---------- Exercise material

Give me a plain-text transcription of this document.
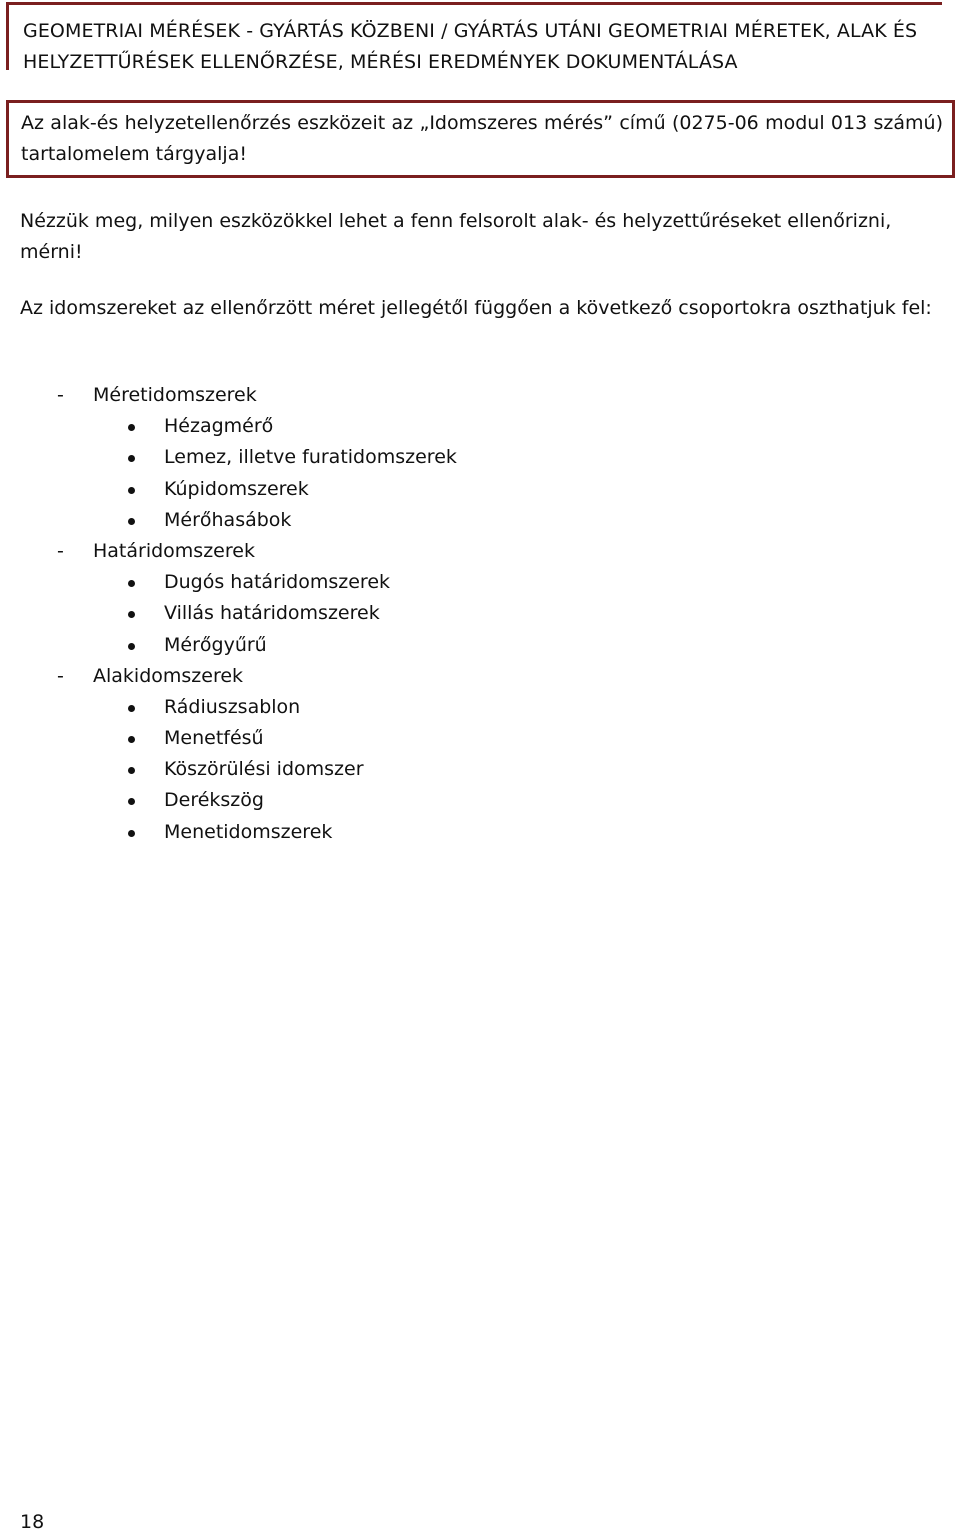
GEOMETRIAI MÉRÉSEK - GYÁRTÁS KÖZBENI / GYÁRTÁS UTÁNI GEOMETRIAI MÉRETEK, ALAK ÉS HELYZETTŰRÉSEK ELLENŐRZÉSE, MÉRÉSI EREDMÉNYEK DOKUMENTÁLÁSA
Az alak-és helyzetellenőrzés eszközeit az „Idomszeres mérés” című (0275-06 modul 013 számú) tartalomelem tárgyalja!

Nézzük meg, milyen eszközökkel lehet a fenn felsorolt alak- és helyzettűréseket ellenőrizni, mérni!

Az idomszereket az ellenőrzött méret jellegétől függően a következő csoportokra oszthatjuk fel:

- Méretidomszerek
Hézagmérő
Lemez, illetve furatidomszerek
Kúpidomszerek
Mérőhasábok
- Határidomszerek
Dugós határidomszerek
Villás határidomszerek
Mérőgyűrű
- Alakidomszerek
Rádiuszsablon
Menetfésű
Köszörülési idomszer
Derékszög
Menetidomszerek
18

--------------------

Exercise task - Copy out each line exactly, without the pictures.

Problem solution -
Give me a plain-text transcription of this document.
GEOMETRIAI MÉRÉSEK - GYÁRTÁS KÖZBENI / GYÁRTÁS UTÁNI GEOMETRIAI MÉRETEK, ALAK ÉS HELYZETTŰRÉSEK ELLENŐRZÉSE, MÉRÉSI EREDMÉNYEK DOKUMENTÁLÁSA
Az alak-és helyzetellenőrzés eszközeit az „Idomszeres mérés” című (0275-06 modul 013 számú) tartalomelem tárgyalja!

Nézzük meg, milyen eszközökkel lehet a fenn felsorolt alak- és helyzettűréseket ellenőrizni, mérni!

Az idomszereket az ellenőrzött méret jellegétől függően a következő csoportokra oszthatjuk fel:

- Méretidomszerek
Hézagmérő
Lemez, illetve furatidomszerek
Kúpidomszerek
Mérőhasábok
- Határidomszerek
Dugós határidomszerek
Villás határidomszerek
Mérőgyűrű
- Alakidomszerek
Rádiuszsablon
Menetfésű
Köszörülési idomszer
Derékszög
Menetidomszerek
18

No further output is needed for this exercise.